Exercise aim:
Go through the records and filter out every line lacking the word "Variant"; copy the lines that remain.

Source data:

####

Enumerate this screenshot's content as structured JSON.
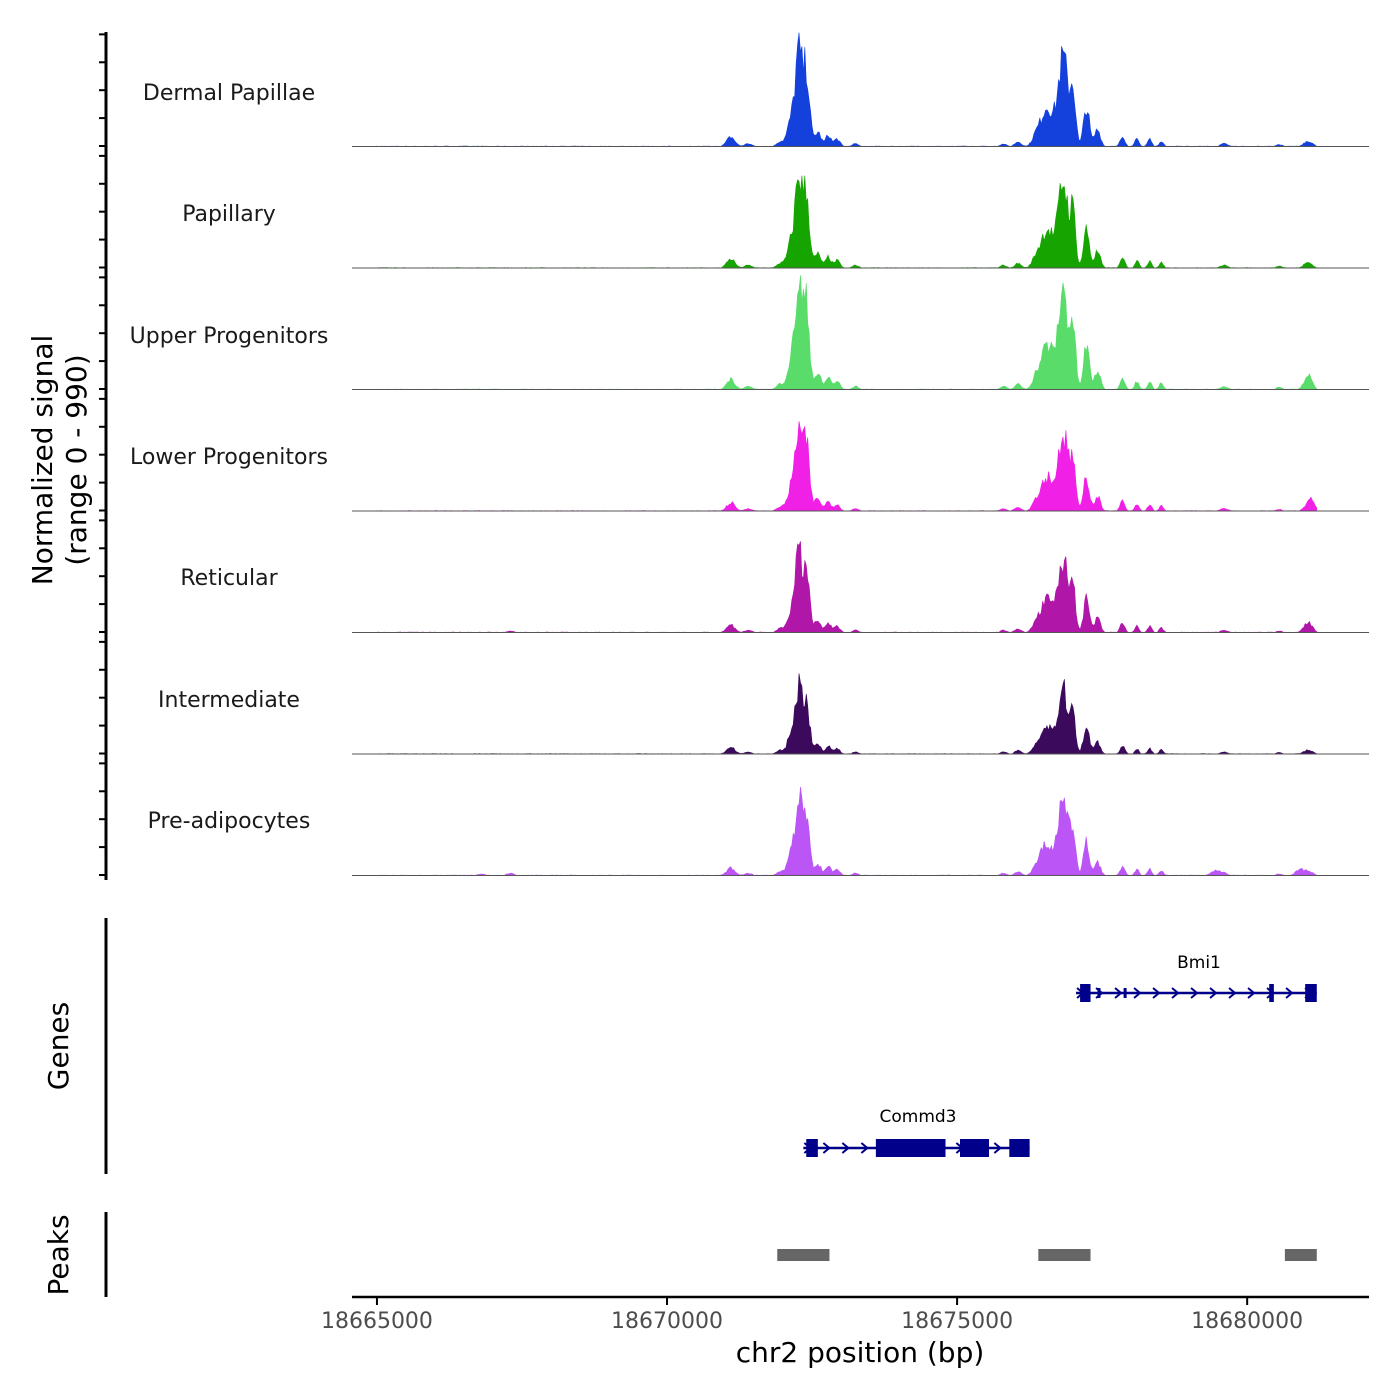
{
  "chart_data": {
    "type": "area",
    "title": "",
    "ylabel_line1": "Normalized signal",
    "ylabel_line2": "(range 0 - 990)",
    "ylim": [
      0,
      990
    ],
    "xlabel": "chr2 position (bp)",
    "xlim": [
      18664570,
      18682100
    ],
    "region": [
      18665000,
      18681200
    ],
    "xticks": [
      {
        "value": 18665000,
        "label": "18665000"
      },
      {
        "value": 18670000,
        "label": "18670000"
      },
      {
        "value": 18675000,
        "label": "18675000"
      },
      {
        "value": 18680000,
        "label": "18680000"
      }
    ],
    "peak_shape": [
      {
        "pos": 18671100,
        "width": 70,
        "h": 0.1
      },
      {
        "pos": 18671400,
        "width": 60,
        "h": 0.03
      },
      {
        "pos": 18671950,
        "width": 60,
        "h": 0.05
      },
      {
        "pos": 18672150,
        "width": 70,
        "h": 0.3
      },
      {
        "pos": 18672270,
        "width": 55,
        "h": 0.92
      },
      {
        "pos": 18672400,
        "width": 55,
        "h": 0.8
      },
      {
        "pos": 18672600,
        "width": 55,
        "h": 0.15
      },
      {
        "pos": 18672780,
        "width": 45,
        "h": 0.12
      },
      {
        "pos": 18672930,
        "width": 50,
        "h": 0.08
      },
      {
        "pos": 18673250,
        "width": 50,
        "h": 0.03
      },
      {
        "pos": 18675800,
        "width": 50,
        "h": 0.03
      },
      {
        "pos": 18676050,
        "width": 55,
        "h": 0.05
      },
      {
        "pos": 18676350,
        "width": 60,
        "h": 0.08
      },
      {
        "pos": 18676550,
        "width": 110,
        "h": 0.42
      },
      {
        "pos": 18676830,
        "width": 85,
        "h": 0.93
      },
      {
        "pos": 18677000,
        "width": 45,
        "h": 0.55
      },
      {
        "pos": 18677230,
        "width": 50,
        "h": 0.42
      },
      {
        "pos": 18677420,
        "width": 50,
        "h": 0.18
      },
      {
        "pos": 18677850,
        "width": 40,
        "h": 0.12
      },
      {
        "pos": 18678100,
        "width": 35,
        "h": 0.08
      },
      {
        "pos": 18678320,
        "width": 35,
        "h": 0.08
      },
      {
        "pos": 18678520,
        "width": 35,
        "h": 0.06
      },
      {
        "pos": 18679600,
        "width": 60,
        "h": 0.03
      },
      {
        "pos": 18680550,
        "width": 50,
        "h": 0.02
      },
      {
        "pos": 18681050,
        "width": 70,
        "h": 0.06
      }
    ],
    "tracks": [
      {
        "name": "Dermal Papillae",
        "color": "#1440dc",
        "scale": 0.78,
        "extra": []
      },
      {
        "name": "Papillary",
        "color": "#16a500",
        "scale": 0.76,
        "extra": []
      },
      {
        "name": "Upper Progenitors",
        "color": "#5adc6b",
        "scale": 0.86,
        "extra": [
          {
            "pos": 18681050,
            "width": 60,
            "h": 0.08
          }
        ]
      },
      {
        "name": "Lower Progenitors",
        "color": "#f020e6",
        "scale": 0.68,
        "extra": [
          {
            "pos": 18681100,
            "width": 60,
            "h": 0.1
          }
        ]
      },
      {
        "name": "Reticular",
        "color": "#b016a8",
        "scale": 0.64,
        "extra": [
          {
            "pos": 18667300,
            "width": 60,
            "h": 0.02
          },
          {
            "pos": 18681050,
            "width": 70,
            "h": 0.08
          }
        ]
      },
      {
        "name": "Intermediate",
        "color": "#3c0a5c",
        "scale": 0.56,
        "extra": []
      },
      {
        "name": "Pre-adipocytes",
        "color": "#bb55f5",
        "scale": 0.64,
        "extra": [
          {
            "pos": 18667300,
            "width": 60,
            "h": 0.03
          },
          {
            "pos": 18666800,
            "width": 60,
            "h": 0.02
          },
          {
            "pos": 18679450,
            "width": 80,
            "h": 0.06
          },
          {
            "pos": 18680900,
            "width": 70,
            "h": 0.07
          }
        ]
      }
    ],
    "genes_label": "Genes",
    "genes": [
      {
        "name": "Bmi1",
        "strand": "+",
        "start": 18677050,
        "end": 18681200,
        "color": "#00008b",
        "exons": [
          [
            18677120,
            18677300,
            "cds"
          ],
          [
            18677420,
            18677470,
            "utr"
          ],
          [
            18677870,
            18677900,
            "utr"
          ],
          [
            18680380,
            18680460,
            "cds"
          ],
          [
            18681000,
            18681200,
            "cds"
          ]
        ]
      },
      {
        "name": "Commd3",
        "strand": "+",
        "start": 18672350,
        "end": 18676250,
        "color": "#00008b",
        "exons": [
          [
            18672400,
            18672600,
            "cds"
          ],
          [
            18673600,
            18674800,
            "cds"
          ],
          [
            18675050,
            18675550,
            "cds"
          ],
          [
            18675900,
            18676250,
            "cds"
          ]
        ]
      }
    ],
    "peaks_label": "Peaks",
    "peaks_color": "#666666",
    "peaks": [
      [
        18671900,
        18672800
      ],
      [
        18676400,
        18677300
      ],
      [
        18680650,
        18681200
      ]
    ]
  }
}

####

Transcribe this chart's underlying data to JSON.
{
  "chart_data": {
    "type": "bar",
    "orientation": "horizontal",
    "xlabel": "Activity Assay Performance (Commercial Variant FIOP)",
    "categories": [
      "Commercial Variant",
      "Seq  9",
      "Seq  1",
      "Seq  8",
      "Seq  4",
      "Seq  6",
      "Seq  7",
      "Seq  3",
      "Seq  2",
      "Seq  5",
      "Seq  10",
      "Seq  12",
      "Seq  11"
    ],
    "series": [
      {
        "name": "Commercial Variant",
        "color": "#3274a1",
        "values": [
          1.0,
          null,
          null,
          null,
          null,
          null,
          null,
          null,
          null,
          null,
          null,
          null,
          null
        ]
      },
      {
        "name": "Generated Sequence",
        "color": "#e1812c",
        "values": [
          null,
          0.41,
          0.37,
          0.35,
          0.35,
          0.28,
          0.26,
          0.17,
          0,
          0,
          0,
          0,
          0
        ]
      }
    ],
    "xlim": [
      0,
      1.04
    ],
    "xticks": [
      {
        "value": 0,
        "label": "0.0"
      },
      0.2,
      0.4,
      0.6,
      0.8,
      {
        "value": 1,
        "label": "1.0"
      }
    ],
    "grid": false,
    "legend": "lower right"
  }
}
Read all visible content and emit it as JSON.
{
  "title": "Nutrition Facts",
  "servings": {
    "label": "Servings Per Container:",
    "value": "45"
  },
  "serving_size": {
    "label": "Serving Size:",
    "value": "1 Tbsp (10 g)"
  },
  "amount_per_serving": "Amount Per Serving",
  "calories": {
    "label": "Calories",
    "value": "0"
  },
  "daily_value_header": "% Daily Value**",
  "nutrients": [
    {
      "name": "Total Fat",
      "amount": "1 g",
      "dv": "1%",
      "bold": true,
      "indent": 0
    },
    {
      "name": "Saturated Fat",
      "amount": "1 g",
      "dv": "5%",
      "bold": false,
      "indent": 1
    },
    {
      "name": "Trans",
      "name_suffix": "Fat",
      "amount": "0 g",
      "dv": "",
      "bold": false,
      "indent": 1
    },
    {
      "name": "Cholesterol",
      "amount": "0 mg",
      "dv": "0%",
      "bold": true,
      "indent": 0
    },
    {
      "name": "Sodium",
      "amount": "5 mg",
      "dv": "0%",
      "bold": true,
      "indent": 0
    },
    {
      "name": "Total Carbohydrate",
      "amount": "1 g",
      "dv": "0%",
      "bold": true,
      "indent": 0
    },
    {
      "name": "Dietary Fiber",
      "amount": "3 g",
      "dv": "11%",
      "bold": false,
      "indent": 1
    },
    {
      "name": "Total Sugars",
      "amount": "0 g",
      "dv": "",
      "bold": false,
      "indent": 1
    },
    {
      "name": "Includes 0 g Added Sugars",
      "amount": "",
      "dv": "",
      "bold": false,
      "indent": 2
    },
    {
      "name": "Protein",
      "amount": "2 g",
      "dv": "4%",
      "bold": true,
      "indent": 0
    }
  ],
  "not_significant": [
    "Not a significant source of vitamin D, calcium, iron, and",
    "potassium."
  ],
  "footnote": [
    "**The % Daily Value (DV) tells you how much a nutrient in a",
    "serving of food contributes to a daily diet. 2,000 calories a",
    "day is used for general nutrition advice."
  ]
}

####

Task answer:
    "xlabel": "Activity Assay Performance (Commercial Variant FIOP)",
      "Commercial Variant",
        "name": "Commercial Variant",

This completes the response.